# START OF RECORD EXCERPTS

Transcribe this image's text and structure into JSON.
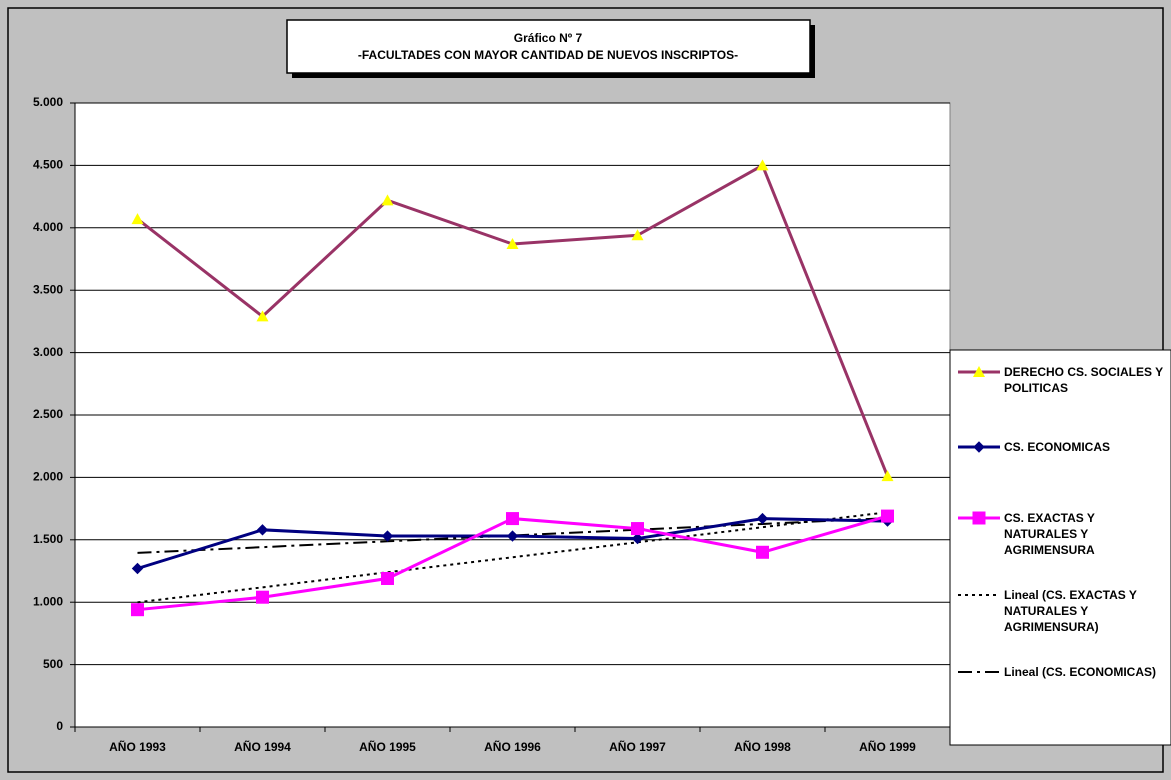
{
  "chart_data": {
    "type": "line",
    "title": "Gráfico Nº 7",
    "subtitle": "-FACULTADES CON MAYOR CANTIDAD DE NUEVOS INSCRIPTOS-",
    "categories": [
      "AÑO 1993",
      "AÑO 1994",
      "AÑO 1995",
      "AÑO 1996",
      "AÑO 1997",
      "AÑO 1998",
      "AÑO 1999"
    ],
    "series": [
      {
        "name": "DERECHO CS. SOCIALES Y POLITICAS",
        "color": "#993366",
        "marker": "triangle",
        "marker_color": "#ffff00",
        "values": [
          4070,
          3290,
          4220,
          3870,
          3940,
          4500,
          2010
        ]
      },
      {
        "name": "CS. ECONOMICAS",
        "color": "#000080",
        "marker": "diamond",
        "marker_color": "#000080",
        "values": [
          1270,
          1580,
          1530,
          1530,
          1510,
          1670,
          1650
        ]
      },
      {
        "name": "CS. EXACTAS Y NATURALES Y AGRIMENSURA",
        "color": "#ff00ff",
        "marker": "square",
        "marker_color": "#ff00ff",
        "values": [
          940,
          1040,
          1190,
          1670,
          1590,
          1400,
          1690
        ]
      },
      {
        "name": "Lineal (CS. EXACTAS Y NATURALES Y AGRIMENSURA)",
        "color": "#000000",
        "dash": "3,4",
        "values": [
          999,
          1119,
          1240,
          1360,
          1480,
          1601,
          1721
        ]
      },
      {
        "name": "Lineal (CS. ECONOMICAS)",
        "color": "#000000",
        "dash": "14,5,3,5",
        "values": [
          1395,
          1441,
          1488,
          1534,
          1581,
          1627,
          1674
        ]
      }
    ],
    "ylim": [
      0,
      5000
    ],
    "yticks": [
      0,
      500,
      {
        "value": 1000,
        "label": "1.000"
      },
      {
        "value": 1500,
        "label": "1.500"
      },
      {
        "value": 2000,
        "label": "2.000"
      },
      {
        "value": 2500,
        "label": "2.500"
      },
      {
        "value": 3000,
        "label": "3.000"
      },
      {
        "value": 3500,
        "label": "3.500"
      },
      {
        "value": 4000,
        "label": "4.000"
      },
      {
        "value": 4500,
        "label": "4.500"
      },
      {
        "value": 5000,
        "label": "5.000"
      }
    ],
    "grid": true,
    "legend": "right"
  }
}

# END OF RECORD EXCERPTS
# START OF RECORD EXCERPTS

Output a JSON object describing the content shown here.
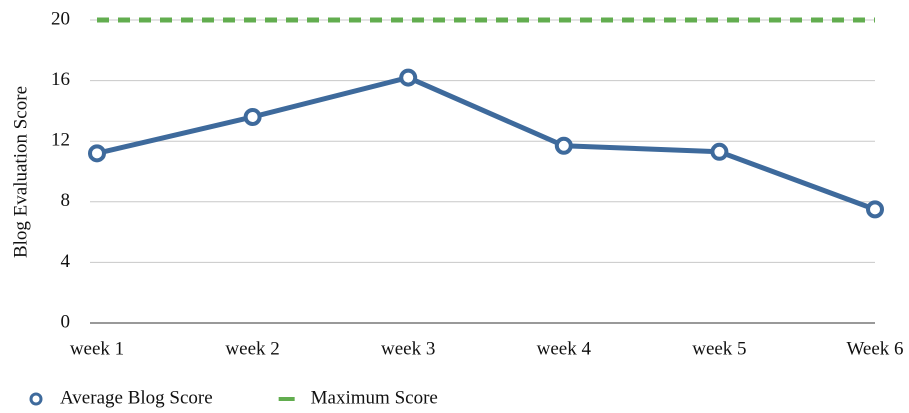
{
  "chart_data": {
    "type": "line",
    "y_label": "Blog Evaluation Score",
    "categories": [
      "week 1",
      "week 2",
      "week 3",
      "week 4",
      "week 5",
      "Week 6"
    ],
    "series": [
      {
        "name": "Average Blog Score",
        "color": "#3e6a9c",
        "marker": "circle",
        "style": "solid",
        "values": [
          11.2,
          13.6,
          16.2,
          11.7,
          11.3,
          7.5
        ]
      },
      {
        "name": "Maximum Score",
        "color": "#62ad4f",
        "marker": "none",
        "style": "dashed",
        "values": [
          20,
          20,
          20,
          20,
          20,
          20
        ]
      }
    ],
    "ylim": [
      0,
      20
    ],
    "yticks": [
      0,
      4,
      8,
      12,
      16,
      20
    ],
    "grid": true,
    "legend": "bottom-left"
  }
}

# END OF RECORD EXCERPTS

- YOUR INSTRUCTIONS: Give solely the number of lines in the data that contain the string "NATURALES".

- OUTPUT OF THE TASK: 2